### THE PROBLEM
Each entry below is to be written out exactly, and the pictures are to be left out.

### EXTRACTED INFORMATION
▬▬▬

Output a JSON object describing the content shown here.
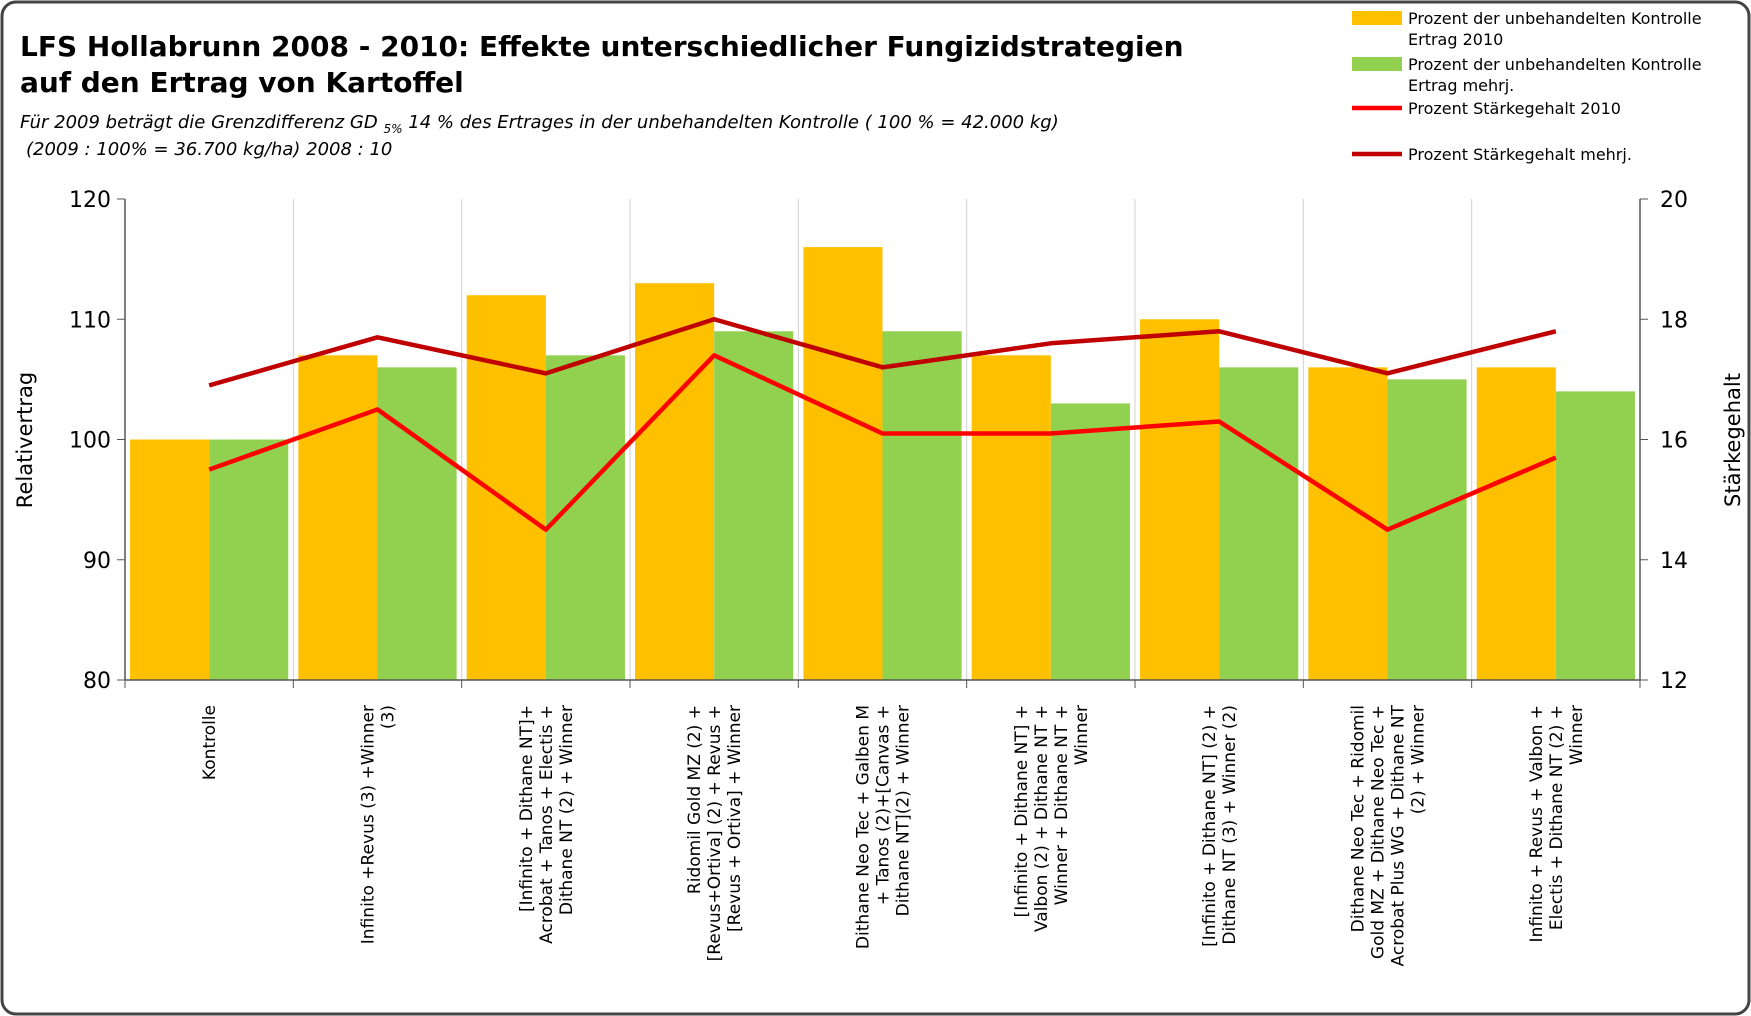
{
  "chart_data": {
    "type": "bar_line",
    "title": [
      "LFS Hollabrunn 2008 - 2010: Effekte unterschiedlicher Fungizidstrategien",
      "auf den Ertrag  von Kartoffel"
    ],
    "subtitle": {
      "before": "Für 2009 beträgt die Grenzdifferenz  GD",
      "sub": "5%",
      "after": "14 % des Ertrages in der unbehandelten Kontrolle ( 100 % = 42.000 kg)",
      "line2": "(2009 : 100% = 36.700 kg/ha) 2008 : 10"
    },
    "y_label": "Relativertrag",
    "y2_label": "Stärkegehalt",
    "categories": [
      "Kontrolle",
      "Infinito +Revus (3) +Winner\n(3)",
      "[Infinito + Dithane NT]+\nAcrobat + Tanos + Electis +\nDithane NT (2) + Winner",
      "Ridomil Gold MZ (2) +\n[Revus+Ortiva] (2) + Revus +\n[Revus + Ortiva] + Winner",
      "Dithane Neo Tec + Galben M\n+ Tanos (2)+[Canvas +\nDithane NT](2) + Winner",
      "[Infinito + Dithane NT] +\nValbon (2) + Dithane NT +\nWinner + Dithane NT +\nWinner",
      "[Infinito + Dithane NT] (2) +\nDithane NT (3) + Winner (2)",
      "Dithane Neo Tec + Ridomil\nGold MZ + Dithane Neo Tec +\nAcrobat Plus WG + Dithane NT\n(2) + Winner",
      "Infinito + Revus + Valbon +\nElectis + Dithane NT (2) +\nWinner"
    ],
    "series": [
      {
        "name": "Prozent der unbehandelten Kontrolle\nErtrag 2010",
        "type": "bar",
        "color": "#ffc000",
        "values": [
          100,
          107,
          112,
          113,
          116,
          107,
          110,
          106,
          106
        ]
      },
      {
        "name": "Prozent der unbehandelten Kontrolle\nErtrag mehrj.",
        "type": "bar",
        "color": "#92d050",
        "values": [
          100,
          106,
          107,
          109,
          109,
          103,
          106,
          105,
          104
        ]
      },
      {
        "name": "Prozent Stärkegehalt 2010",
        "type": "line",
        "axis": "y2",
        "color": "#ff0000",
        "values": [
          15.5,
          16.5,
          14.5,
          17.4,
          16.1,
          16.1,
          16.3,
          14.5,
          15.7
        ]
      },
      {
        "name": "Prozent Stärkegehalt mehrj.",
        "type": "line",
        "axis": "y2",
        "color": "#c00000",
        "values": [
          16.9,
          17.7,
          17.1,
          18.0,
          17.2,
          17.6,
          17.8,
          17.1,
          17.8
        ]
      }
    ],
    "ylim": [
      80,
      120
    ],
    "yticks": [
      80,
      90,
      100,
      110,
      120
    ],
    "y2lim": [
      12,
      20
    ],
    "y2ticks": [
      12,
      14,
      16,
      18,
      20
    ],
    "legend": "top-right"
  }
}
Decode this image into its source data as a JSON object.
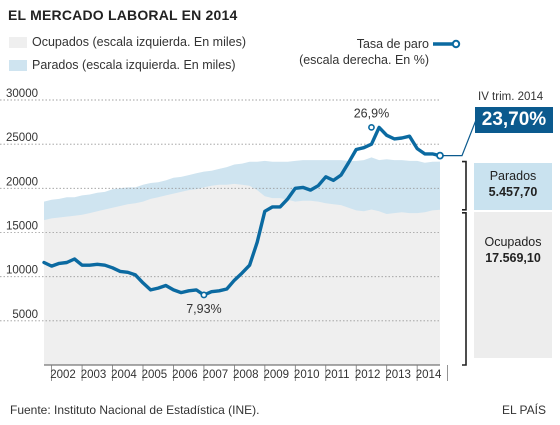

▬▬▬

### PROBLEM SOLUTION
Output a JSON object describing the content shown here.
{
  "chart_data": {
    "type": "bar_line",
    "title": [
      "LFS Hollabrunn 2008 - 2010: Effekte unterschiedlicher Fungizidstrategien",
      "auf den Ertrag  von Kartoffel"
    ],
    "subtitle": {
      "before": "Für 2009 beträgt die Grenzdifferenz  GD",
      "sub": "5%",
      "after": "14 % des Ertrages in der unbehandelten Kontrolle ( 100 % = 42.000 kg)",
      "line2": "(2009 : 100% = 36.700 kg/ha) 2008 : 10"
    },
    "y_label": "Relativertrag",
    "y2_label": "Stärkegehalt",
    "categories": [
      "Kontrolle",
      "Infinito +Revus (3) +Winner\n(3)",
      "[Infinito + Dithane NT]+\nAcrobat + Tanos + Electis +\nDithane NT (2) + Winner",
      "Ridomil Gold MZ (2) +\n[Revus+Ortiva] (2) + Revus +\n[Revus + Ortiva] + Winner",
      "Dithane Neo Tec + Galben M\n+ Tanos (2)+[Canvas +\nDithane NT](2) + Winner",
      "[Infinito + Dithane NT] +\nValbon (2) + Dithane NT +\nWinner + Dithane NT +\nWinner",
      "[Infinito + Dithane NT] (2) +\nDithane NT (3) + Winner (2)",
      "Dithane Neo Tec + Ridomil\nGold MZ + Dithane Neo Tec +\nAcrobat Plus WG + Dithane NT\n(2) + Winner",
      "Infinito + Revus + Valbon +\nElectis + Dithane NT (2) +\nWinner"
    ],
    "series": [
      {
        "name": "Prozent der unbehandelten Kontrolle\nErtrag 2010",
        "type": "bar",
        "color": "#ffc000",
        "values": [
          100,
          107,
          112,
          113,
          116,
          107,
          110,
          106,
          106
        ]
      },
      {
        "name": "Prozent der unbehandelten Kontrolle\nErtrag mehrj.",
        "type": "bar",
        "color": "#92d050",
        "values": [
          100,
          106,
          107,
          109,
          109,
          103,
          106,
          105,
          104
        ]
      },
      {
        "name": "Prozent Stärkegehalt 2010",
        "type": "line",
        "axis": "y2",
        "color": "#ff0000",
        "values": [
          15.5,
          16.5,
          14.5,
          17.4,
          16.1,
          16.1,
          16.3,
          14.5,
          15.7
        ]
      },
      {
        "name": "Prozent Stärkegehalt mehrj.",
        "type": "line",
        "axis": "y2",
        "color": "#c00000",
        "values": [
          16.9,
          17.7,
          17.1,
          18.0,
          17.2,
          17.6,
          17.8,
          17.1,
          17.8
        ]
      }
    ],
    "ylim": [
      80,
      120
    ],
    "yticks": [
      80,
      90,
      100,
      110,
      120
    ],
    "y2lim": [
      12,
      20
    ],
    "y2ticks": [
      12,
      14,
      16,
      18,
      20
    ],
    "legend": "top-right"
  }
}
Decode this image into its source data as a JSON object.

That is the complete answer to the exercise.